■ PROBLEM STATEMENT: Wherever a line holds the word "angle", copy that line out.

■ DATASET EXCERPTS:

--------------------------------

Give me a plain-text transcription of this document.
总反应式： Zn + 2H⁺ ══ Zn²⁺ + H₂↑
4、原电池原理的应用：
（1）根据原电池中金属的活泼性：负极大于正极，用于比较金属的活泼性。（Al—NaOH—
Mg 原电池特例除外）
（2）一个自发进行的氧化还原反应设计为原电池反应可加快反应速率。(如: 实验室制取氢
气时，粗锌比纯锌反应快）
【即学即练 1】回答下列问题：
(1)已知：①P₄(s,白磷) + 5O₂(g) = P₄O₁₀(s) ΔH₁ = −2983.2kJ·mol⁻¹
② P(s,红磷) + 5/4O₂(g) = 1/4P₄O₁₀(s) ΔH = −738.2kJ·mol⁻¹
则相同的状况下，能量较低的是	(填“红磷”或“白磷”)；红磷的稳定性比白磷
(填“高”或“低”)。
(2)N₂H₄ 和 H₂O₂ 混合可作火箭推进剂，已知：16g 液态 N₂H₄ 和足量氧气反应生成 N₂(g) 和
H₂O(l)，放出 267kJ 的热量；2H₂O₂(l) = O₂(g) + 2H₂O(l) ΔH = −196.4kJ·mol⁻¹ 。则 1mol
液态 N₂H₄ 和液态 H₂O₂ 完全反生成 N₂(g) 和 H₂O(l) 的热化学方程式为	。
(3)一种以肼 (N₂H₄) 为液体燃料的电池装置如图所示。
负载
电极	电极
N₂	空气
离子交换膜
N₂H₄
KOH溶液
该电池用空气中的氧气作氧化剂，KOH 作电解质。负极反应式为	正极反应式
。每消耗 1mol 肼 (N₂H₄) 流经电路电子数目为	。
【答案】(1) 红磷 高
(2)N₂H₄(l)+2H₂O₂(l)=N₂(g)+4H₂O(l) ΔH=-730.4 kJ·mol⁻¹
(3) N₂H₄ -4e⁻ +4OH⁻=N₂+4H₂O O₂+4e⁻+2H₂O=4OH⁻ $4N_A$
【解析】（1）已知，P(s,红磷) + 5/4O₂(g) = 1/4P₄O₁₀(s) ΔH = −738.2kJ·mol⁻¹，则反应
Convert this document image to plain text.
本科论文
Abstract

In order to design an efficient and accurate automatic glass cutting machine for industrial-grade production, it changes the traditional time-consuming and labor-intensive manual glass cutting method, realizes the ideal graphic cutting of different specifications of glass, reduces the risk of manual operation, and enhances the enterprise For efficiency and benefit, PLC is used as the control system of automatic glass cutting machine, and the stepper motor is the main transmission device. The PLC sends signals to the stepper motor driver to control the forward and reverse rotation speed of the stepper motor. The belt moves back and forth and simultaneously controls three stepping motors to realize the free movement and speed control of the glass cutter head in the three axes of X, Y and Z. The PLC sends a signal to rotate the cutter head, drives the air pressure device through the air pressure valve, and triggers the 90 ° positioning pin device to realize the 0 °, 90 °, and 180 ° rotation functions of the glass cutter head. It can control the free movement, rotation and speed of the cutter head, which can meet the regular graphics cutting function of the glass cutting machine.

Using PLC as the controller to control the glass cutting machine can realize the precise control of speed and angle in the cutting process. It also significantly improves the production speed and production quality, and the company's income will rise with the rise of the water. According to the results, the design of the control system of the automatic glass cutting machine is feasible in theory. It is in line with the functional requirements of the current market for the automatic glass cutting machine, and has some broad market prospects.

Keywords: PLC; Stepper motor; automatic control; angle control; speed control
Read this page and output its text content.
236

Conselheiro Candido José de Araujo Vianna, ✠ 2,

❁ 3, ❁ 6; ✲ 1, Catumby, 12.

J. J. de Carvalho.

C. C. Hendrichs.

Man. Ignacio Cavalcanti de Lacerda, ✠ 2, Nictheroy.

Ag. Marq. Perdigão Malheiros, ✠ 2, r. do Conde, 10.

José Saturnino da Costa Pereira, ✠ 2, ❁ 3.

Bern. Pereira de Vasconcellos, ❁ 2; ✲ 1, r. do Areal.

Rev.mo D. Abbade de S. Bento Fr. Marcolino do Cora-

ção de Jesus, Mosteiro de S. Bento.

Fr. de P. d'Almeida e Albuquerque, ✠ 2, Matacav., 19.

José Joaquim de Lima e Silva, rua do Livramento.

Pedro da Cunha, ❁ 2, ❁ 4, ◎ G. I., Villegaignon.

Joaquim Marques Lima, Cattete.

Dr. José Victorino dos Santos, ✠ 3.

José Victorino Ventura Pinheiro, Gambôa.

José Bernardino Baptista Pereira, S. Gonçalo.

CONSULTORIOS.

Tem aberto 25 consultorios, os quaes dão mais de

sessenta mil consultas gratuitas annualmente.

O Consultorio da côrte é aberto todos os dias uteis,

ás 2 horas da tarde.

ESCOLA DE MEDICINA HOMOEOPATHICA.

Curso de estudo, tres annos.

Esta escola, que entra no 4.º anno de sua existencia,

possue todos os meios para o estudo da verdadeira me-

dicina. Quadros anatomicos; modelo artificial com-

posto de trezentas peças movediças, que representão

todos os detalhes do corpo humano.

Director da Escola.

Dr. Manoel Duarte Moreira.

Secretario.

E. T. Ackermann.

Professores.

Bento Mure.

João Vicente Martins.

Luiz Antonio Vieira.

--------------------------------

■ EXERCISE SOLUTION:
Using PLC as the controller to control the glass cutting machine can realize the precise control of speed and angle in the cutting process. It also significantly improves the production speed and production quality, and the company's income will rise with the rise of the water. According to the results, the design of the control system of the automatic glass cutting machine is feasible in theory. It is in line with the functional requirements of the current market for the automatic glass cutting machine, and has some broad market prospects.
Keywords: PLC; Stepper motor; automatic control; angle control; speed control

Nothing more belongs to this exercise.